## Written task
Format every line of the items below as a JSON list of strings, one string per line, with blank lines omitted.

>> Begin Data provided

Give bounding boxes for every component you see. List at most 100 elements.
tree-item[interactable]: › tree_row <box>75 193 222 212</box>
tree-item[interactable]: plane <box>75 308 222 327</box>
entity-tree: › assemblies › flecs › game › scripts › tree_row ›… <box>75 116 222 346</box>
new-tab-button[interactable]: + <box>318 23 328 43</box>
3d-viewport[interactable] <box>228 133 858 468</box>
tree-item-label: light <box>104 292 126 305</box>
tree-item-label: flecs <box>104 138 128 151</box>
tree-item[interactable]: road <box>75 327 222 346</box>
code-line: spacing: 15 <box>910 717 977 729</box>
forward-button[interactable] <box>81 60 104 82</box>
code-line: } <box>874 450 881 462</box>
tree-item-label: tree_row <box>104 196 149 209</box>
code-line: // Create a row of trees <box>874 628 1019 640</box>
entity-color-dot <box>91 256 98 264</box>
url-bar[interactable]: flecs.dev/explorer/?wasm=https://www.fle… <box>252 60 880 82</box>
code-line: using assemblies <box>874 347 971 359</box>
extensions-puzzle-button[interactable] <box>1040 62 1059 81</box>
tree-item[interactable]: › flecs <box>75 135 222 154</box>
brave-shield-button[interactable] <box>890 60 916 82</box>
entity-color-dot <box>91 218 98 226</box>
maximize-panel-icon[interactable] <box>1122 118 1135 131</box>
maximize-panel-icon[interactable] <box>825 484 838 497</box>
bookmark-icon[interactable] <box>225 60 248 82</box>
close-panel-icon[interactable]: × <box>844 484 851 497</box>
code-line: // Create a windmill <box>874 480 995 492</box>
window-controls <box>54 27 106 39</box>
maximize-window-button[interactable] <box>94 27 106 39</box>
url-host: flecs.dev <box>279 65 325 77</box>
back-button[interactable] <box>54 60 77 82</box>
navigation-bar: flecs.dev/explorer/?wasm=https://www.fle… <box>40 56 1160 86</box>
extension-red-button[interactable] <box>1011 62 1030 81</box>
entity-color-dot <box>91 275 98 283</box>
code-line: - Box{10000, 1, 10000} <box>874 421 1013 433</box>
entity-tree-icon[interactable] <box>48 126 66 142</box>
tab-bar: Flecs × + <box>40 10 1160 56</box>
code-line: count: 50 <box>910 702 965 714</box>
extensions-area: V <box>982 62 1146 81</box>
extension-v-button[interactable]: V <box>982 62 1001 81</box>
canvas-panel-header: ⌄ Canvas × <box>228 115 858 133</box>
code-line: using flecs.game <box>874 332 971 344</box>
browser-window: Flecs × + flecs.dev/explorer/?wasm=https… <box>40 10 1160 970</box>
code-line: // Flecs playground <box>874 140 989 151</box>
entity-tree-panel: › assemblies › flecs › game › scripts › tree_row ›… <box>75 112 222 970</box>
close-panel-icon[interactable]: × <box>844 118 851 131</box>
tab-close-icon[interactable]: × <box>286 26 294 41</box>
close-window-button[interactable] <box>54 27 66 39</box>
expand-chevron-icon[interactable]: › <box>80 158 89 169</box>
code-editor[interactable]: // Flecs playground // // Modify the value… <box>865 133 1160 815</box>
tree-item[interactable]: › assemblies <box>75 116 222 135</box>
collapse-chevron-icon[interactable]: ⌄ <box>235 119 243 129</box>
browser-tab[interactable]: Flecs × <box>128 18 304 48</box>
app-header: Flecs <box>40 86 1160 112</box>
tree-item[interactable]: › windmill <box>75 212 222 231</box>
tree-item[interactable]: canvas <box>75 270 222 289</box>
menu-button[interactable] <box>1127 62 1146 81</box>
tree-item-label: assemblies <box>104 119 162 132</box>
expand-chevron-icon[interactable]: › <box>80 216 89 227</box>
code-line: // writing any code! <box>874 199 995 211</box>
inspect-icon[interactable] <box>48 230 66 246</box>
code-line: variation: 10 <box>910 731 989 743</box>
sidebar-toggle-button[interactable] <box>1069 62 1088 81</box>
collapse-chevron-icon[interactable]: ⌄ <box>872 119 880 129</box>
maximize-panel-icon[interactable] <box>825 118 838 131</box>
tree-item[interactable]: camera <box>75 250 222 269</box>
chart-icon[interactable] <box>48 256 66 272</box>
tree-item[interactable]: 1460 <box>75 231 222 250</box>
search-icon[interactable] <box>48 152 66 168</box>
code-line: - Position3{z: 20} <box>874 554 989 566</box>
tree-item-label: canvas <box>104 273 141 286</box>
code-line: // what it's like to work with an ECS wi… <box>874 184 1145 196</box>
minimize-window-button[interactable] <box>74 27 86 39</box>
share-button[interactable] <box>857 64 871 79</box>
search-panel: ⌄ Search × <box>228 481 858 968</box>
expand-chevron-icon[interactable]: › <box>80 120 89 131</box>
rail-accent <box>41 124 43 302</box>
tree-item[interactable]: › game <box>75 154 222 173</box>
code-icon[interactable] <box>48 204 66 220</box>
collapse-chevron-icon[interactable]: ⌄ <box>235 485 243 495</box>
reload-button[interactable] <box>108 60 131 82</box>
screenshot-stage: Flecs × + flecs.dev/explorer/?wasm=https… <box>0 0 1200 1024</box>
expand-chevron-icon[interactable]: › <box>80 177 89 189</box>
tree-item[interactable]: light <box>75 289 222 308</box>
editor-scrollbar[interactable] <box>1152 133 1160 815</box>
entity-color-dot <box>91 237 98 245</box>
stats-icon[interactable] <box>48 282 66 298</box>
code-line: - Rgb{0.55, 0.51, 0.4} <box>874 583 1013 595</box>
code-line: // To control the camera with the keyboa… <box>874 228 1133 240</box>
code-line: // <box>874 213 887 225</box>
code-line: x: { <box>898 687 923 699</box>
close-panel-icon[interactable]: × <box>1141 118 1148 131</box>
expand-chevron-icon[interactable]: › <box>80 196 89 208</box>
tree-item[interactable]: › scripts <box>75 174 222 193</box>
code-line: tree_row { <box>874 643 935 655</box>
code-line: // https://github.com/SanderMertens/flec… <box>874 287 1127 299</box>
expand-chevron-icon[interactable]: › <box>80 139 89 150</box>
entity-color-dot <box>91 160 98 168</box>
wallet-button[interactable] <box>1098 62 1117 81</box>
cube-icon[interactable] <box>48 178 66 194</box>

>> End Data provided

## Exercise answer
[
  "Give bounding boxes for every component you see. List at most 100 elements.",
  "tree-item[interactable]: › tree_row <box>75 193 222 212</box>",
  "tree-item[interactable]: plane <box>75 308 222 327</box>",
  "entity-tree: › assemblies › flecs › game › scripts › tree_row ›… <box>75 116 222 346</box>",
  "new-tab-button[interactable]: + <box>318 23 328 43</box>",
  "3d-viewport[interactable] <box>228 133 858 468</box>",
  "tree-item-label: light <box>104 292 126 305</box>",
  "tree-item-label: flecs <box>104 138 128 151</box>",
  "tree-item[interactable]: road <box>75 327 222 346</box>",
  "code-line: spacing: 15 <box>910 717 977 729</box>",
  "forward-button[interactable] <box>81 60 104 82</box>",
  "code-line: } <box>874 450 881 462</box>",
  "tree-item-label: tree_row <box>104 196 149 209</box>",
  "code-line: // Create a row of trees <box>874 628 1019 640</box>",
  "entity-color-dot <box>91 256 98 264</box>",
  "url-bar[interactable]: flecs.dev/explorer/?wasm=https://www.fle… <box>252 60 880 82</box>",
  "code-line: using assemblies <box>874 347 971 359</box>",
  "extensions-puzzle-button[interactable] <box>1040 62 1059 81</box>",
  "tree-item[interactable]: › flecs <box>75 135 222 154</box>",
  "brave-shield-button[interactable] <box>890 60 916 82</box>",
  "entity-color-dot <box>91 218 98 226</box>",
  "maximize-panel-icon[interactable] <box>1122 118 1135 131</box>",
  "maximize-panel-icon[interactable] <box>825 484 838 497</box>",
  "bookmark-icon[interactable] <box>225 60 248 82</box>",
  "close-panel-icon[interactable]: × <box>844 484 851 497</box>",
  "code-line: // Create a windmill <box>874 480 995 492</box>",
  "window-controls <box>54 27 106 39</box>",
  "maximize-window-button[interactable] <box>94 27 106 39</box>",
  "url-host: flecs.dev <box>279 65 325 77</box>",
  "back-button[interactable] <box>54 60 77 82</box>",
  "navigation-bar: flecs.dev/explorer/?wasm=https://www.fle… <box>40 56 1160 86</box>",
  "extension-red-button[interactable] <box>1011 62 1030 81</box>",
  "entity-color-dot <box>91 275 98 283</box>",
  "code-line: - Box{10000, 1, 10000} <box>874 421 1013 433</box>",
  "entity-tree-icon[interactable] <box>48 126 66 142</box>",
  "tab-bar: Flecs × + <box>40 10 1160 56</box>",
  "code-line: count: 50 <box>910 702 965 714</box>",
  "extensions-area: V <box>982 62 1146 81</box>",
  "extension-v-button[interactable]: V <box>982 62 1001 81</box>",
  "canvas-panel-header: ⌄ Canvas × <box>228 115 858 133</box>",
  "code-line: using flecs.game <box>874 332 971 344</box>",
  "browser-window: Flecs × + flecs.dev/explorer/?wasm=https… <box>40 10 1160 970</box>",
  "code-line: // Flecs playground <box>874 140 989 151</box>",
  "entity-tree-panel: › assemblies › flecs › game › scripts › tree_row ›… <box>75 112 222 970</box>",
  "close-panel-icon[interactable]: × <box>844 118 851 131</box>",
  "tab-close-icon[interactable]: × <box>286 26 294 41</box>",
  "close-window-button[interactable] <box>54 27 66 39</box>",
  "expand-chevron-icon[interactable]: › <box>80 158 89 169</box>",
  "code-editor[interactable]: // Flecs playground // // Modify the value… <box>865 133 1160 815</box>",
  "tree-item[interactable]: › assemblies <box>75 116 222 135</box>",
  "collapse-chevron-icon[interactable]: ⌄ <box>235 119 243 129</box>",
  "browser-tab[interactable]: Flecs × <box>128 18 304 48</box>",
  "app-header: Flecs <box>40 86 1160 112</box>",
  "tree-item[interactable]: › windmill <box>75 212 222 231</box>",
  "tree-item[interactable]: canvas <box>75 270 222 289</box>",
  "menu-button[interactable] <box>1127 62 1146 81</box>",
  "tree-item-label: assemblies <box>104 119 162 132</box>",
  "expand-chevron-icon[interactable]: › <box>80 216 89 227</box>",
  "code-line: // writing any code! <box>874 199 995 211</box>",
  "inspect-icon[interactable] <box>48 230 66 246</box>",
  "code-line: variation: 10 <box>910 731 989 743</box>",
  "sidebar-toggle-button[interactable] <box>1069 62 1088 81</box>",
  "collapse-chevron-icon[interactable]: ⌄ <box>872 119 880 129</box>",
  "maximize-panel-icon[interactable] <box>825 118 838 131</box>",
  "tree-item[interactable]: camera <box>75 250 222 269</box>",
  "chart-icon[interactable] <box>48 256 66 272</box>",
  "tree-item[interactable]: 1460 <box>75 231 222 250</box>",
  "search-icon[interactable] <box>48 152 66 168</box>",
  "code-line: - Position3{z: 20} <box>874 554 989 566</box>",
  "tree-item-label: canvas <box>104 273 141 286</box>",
  "code-line: // what it's like to work with an ECS wi… <box>874 184 1145 196</box>",
  "minimize-window-button[interactable] <box>74 27 86 39</box>",
  "share-button[interactable] <box>857 64 871 79</box>",
  "search-panel: ⌄ Search × <box>228 481 858 968</box>",
  "expand-chevron-icon[interactable]: › <box>80 120 89 131</box>",
  "rail-accent <box>41 124 43 302</box>",
  "tree-item[interactable]: › game <box>75 154 222 173</box>",
  "code-icon[interactable] <box>48 204 66 220</box>",
  "collapse-chevron-icon[interactable]: ⌄ <box>235 485 243 495</box>",
  "reload-button[interactable] <box>108 60 131 82</box>",
  "screenshot-stage: Flecs × + flecs.dev/explorer/?wasm=https… <box>0 0 1200 1024</box>",
  "expand-chevron-icon[interactable]: › <box>80 177 89 189</box>",
  "tree-item[interactable]: light <box>75 289 222 308</box>",
  "editor-scrollbar[interactable] <box>1152 133 1160 815</box>",
  "entity-color-dot <box>91 237 98 245</box>",
  "stats-icon[interactable] <box>48 282 66 298</box>",
  "code-line: - Rgb{0.55, 0.51, 0.4} <box>874 583 1013 595</box>",
  "code-line: // To control the camera with the keyboa… <box>874 228 1133 240</box>",
  "code-line: // <box>874 213 887 225</box>",
  "code-line: x: { <box>898 687 923 699</box>",
  "close-panel-icon[interactable]: × <box>1141 118 1148 131</box>",
  "expand-chevron-icon[interactable]: › <box>80 196 89 208</box>",
  "tree-item[interactable]: › scripts <box>75 174 222 193</box>",
  "code-line: tree_row { <box>874 643 935 655</box>",
  "code-line: // https://github.com/SanderMertens/flec… <box>874 287 1127 299</box>",
  "expand-chevron-icon[interactable]: › <box>80 139 89 150</box>",
  "entity-color-dot <box>91 160 98 168</box>",
  "wallet-button[interactable] <box>1098 62 1117 81</box>",
  "cube-icon[interactable] <box>48 178 66 194</box>"
]